## Text to read

I haven't had any more visits since I posted. I did feel a slight tingling here and there (during waking hours and when laying in bed), but since I am somewhat obsessing about this, I may be hypersensitive and over analyzing things. Sonri referred to something like this.

I am starting to thing this thing has been around for awhile and may have been prepping me. New thoughts and memories keep coming to light. I am going to process it all, then maybe publish a new story regarding all of that.

I still need to go back and reread everything slowly and in depth again. There is a lot to process and take in and I just haven't had the hour or two I need to take to focus my full attention.

If it only visits me during my low periods, then I hope I never see it again. I am back on a positive streak and I need to stay here. My business relies on me staying focused and positive. A part of me thinks that maybe it catches me in a low point, then just keeps pulling me down further and further. Hmmmmmm...
I did not give much info about myself originally. I am a 35 year old woman. I own my own business and I live my own life. I am very in tune with my dreams and my consciousness. If I came off as a hormonal teen, I did not mean too. I am not married, nor do I have kids. I do not plan or yearn for this life either. I was raised as an only child, and I enjoy my time alone. I take on male and female lovers from time to time, but for the most part I am happy living my life as I do. My cat is my only constant companion. I enjoy my space and my freedom. I like who I am, and I like my life.

## Annotated element listings
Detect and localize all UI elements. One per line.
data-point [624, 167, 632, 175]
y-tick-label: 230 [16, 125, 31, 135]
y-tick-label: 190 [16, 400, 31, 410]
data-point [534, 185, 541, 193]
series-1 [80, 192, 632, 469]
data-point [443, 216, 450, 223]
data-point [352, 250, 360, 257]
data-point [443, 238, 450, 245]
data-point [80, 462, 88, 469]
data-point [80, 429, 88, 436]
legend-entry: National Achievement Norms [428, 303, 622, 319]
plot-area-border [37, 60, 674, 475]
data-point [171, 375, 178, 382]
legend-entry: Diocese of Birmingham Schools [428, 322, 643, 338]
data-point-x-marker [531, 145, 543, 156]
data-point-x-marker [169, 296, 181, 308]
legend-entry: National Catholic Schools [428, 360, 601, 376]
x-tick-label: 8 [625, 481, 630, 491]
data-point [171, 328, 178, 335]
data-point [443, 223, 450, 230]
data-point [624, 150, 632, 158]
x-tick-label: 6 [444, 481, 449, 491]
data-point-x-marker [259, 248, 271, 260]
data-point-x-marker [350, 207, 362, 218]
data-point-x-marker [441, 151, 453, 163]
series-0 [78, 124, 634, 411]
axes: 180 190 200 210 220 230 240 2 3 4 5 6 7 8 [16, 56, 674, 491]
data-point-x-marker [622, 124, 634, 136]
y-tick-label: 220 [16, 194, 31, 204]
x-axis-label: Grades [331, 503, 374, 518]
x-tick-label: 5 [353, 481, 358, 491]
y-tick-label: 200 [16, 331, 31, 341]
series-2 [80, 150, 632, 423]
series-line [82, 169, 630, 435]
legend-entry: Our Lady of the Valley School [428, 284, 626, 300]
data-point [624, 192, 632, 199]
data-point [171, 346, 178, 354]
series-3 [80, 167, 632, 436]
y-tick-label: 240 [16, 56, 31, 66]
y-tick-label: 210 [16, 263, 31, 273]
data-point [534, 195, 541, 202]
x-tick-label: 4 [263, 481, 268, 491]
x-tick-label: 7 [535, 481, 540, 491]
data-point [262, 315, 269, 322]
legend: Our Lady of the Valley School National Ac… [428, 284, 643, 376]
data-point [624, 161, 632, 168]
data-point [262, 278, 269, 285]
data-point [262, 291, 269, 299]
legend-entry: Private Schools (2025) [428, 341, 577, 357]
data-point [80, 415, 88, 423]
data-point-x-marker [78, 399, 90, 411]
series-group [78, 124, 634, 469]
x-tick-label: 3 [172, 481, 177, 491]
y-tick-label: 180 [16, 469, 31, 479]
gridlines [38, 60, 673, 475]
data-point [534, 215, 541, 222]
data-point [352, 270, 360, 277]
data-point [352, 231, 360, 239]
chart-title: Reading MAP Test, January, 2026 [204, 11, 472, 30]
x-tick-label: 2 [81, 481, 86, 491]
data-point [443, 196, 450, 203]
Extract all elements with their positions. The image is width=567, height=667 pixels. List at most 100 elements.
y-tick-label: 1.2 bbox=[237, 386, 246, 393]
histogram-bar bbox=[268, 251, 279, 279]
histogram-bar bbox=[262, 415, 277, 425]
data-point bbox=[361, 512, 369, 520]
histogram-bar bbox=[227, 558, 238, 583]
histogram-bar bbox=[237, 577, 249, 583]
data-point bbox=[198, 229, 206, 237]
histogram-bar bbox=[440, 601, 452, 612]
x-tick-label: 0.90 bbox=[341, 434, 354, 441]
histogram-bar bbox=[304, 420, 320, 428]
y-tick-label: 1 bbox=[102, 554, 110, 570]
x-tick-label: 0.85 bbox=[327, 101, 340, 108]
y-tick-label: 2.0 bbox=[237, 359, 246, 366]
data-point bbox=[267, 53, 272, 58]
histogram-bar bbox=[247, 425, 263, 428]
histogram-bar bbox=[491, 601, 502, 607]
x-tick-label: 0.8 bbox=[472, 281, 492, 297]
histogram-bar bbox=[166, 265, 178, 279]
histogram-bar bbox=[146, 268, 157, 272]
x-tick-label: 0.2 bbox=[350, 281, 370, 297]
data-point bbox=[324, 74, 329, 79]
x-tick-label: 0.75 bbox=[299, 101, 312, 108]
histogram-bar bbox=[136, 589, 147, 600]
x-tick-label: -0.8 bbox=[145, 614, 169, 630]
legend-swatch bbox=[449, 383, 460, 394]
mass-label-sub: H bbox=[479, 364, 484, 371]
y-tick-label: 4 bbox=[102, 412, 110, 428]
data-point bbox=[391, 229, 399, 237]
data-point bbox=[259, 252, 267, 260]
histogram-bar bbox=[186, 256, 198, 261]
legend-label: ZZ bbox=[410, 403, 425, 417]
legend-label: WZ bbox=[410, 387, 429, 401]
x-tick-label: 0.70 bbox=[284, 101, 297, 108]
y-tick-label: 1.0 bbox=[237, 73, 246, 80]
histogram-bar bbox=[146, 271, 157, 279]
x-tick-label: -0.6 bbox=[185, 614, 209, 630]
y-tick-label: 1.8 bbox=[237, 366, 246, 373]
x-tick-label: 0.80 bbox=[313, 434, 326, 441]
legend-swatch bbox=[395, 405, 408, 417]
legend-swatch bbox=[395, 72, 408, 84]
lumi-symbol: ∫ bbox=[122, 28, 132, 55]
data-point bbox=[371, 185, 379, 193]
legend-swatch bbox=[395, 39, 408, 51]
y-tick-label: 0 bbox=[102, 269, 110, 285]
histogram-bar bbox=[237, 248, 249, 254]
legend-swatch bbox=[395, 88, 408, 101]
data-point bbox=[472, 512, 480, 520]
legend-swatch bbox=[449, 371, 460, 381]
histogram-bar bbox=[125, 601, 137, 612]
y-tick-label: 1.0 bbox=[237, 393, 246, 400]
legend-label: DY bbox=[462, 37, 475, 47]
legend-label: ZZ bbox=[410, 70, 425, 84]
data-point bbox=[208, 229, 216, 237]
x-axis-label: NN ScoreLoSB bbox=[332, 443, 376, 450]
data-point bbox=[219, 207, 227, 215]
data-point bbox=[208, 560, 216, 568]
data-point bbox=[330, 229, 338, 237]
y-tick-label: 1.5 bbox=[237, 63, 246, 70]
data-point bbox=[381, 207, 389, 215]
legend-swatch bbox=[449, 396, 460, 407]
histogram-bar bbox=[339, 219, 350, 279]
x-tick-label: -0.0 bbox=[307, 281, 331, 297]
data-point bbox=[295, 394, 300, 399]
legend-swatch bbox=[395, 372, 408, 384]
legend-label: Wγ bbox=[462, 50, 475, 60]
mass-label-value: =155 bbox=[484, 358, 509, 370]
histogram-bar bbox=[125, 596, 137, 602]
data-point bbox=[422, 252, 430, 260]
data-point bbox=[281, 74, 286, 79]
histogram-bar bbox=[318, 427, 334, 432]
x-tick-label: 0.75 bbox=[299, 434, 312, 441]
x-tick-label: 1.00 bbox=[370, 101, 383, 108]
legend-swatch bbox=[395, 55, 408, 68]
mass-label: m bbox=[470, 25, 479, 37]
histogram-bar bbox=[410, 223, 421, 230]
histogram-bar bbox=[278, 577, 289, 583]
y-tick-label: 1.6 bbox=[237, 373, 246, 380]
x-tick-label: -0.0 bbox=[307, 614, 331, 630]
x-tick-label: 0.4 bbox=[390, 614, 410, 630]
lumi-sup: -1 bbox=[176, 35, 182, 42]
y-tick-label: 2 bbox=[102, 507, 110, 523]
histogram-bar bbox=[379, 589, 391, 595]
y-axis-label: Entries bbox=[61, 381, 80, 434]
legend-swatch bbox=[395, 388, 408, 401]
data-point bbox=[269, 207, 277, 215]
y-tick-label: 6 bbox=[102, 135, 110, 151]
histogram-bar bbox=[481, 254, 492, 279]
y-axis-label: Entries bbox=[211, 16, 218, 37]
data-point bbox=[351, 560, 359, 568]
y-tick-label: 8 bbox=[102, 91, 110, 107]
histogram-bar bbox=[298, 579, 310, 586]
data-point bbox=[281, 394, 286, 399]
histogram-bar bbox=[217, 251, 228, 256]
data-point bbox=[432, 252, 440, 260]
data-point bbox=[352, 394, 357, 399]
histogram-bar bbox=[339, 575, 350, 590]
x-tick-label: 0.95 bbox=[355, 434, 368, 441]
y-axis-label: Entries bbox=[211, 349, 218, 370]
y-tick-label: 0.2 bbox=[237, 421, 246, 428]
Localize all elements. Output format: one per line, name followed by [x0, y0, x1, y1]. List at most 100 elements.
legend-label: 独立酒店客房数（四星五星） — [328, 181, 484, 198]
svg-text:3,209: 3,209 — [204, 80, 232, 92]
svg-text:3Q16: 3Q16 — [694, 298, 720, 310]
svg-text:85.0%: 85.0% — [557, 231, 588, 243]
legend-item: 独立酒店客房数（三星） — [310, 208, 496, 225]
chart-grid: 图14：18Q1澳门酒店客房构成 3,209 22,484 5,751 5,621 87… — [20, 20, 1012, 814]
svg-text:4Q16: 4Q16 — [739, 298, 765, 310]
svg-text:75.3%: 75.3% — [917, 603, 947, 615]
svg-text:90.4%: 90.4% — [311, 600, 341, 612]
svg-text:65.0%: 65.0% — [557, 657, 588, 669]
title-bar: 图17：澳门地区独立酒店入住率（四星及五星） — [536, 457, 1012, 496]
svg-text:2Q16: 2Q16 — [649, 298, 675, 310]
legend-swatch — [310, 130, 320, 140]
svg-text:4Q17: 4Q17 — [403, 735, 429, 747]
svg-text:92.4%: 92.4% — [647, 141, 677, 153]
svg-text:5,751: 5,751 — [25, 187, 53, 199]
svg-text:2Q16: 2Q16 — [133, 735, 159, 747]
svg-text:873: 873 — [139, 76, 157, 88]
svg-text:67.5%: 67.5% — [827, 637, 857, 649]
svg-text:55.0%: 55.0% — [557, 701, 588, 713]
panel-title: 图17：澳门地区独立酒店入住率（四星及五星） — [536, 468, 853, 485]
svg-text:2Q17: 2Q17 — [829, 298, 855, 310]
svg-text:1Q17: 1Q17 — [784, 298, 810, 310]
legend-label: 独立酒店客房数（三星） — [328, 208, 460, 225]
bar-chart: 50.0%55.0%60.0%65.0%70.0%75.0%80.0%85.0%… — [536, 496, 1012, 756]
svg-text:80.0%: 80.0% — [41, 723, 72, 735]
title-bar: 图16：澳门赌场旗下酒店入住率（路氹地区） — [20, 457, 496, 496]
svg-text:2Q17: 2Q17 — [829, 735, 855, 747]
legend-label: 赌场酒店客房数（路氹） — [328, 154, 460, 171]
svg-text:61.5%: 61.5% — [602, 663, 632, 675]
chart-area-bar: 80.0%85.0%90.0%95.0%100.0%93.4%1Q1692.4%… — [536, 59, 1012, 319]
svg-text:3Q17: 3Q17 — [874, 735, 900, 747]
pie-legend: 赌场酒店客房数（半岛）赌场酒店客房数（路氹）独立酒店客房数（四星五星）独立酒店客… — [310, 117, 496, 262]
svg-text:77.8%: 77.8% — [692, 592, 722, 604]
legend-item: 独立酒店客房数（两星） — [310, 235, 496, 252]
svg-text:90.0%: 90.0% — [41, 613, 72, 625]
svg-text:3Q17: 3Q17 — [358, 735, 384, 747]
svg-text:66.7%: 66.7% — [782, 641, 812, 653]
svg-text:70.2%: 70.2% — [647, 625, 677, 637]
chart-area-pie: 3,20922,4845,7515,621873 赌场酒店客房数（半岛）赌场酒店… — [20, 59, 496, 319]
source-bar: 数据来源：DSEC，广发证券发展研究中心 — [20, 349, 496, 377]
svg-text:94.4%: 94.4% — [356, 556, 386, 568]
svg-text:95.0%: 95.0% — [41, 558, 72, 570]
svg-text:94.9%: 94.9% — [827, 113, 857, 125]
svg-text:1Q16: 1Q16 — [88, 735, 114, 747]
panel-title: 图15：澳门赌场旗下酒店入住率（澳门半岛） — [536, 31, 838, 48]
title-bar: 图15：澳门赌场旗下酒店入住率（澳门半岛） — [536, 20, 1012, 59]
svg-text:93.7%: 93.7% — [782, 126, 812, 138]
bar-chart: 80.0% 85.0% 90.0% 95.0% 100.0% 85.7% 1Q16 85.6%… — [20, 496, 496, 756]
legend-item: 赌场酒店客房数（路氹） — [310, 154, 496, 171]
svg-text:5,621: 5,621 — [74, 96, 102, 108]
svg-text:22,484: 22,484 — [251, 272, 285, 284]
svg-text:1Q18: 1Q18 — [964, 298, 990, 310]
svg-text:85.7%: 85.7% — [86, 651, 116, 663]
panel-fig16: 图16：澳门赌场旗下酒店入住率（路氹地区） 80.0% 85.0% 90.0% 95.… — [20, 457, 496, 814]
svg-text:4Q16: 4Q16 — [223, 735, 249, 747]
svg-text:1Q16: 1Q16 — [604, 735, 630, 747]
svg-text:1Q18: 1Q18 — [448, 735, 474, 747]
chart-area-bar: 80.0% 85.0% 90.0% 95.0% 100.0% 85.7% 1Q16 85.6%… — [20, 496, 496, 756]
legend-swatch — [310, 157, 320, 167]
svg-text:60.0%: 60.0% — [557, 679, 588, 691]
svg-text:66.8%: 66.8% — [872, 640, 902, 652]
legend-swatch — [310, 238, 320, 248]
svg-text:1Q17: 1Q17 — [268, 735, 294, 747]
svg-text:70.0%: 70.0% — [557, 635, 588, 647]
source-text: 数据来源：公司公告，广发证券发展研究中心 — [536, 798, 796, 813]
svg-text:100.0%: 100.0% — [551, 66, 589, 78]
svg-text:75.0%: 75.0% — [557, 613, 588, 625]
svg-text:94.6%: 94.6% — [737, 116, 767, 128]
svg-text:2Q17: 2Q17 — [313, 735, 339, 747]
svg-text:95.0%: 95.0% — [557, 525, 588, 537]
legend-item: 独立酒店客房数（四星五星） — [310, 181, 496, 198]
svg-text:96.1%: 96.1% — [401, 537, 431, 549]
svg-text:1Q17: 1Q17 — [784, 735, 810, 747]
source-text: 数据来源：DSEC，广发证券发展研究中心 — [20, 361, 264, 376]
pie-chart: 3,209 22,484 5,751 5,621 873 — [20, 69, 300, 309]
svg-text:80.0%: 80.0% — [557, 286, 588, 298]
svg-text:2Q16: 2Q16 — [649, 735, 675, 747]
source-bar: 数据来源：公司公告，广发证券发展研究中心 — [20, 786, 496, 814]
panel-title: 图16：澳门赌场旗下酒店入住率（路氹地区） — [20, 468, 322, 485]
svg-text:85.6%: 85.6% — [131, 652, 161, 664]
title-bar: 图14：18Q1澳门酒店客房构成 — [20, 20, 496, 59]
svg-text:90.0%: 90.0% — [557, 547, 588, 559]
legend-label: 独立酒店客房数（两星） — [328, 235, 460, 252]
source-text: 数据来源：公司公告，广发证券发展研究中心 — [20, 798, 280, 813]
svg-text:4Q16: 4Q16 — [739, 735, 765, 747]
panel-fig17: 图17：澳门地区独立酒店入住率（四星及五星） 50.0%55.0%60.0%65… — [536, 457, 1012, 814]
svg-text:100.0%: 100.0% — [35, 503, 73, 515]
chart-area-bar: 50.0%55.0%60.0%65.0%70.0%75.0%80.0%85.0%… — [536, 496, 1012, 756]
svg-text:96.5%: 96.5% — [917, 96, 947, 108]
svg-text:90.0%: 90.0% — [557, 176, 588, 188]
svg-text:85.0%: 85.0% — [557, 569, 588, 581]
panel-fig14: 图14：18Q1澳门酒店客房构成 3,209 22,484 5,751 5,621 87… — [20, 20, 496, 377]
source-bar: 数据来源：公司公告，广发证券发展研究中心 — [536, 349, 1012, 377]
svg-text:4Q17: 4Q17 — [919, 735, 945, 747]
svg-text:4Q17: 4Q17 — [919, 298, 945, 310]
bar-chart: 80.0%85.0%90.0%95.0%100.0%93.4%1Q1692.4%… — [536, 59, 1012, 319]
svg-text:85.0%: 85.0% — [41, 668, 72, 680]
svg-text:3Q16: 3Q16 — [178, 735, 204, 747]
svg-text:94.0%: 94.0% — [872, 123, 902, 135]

## Work to do
Extend the first-person account of the unexplained visits above, beginning right after its final sentence.

## Exercise output
That being said, I do have periods of highs and lows. These "beings" (I have other experiences, I just shared the sexual ones) seem to visit during the "lows". This does raise a red flag for me, but I still have never had an issue overpowering them. I don't understand why everyone is so quick to dismiss them as bad. Why can't we interact and learn something from them?
Wow guys! I appreciate all the responses. I am going to take a moment to read them all again in depth instead of just scanning them. My issue with the Jesus talk is that I don't believe it works unless you believe in it. Say things did get out of hand, me calling out Jesus Christ's name would be futile because it would be backed without belief or conviction. This is the main reason I said please don't go there with me. I believe it works for the people who believe in it because their own faith is their power. If it came to it, I would call out to some higher being, but Jesus and/or organized religion would not be a part of it. All the warnings are fine, I appreciate it. I don't really know what I am dealing with and any experiences are good to hear. I hope to hear some possibly positive stories? I am not scared, but curious by these happenings. Time to read it all again slowly.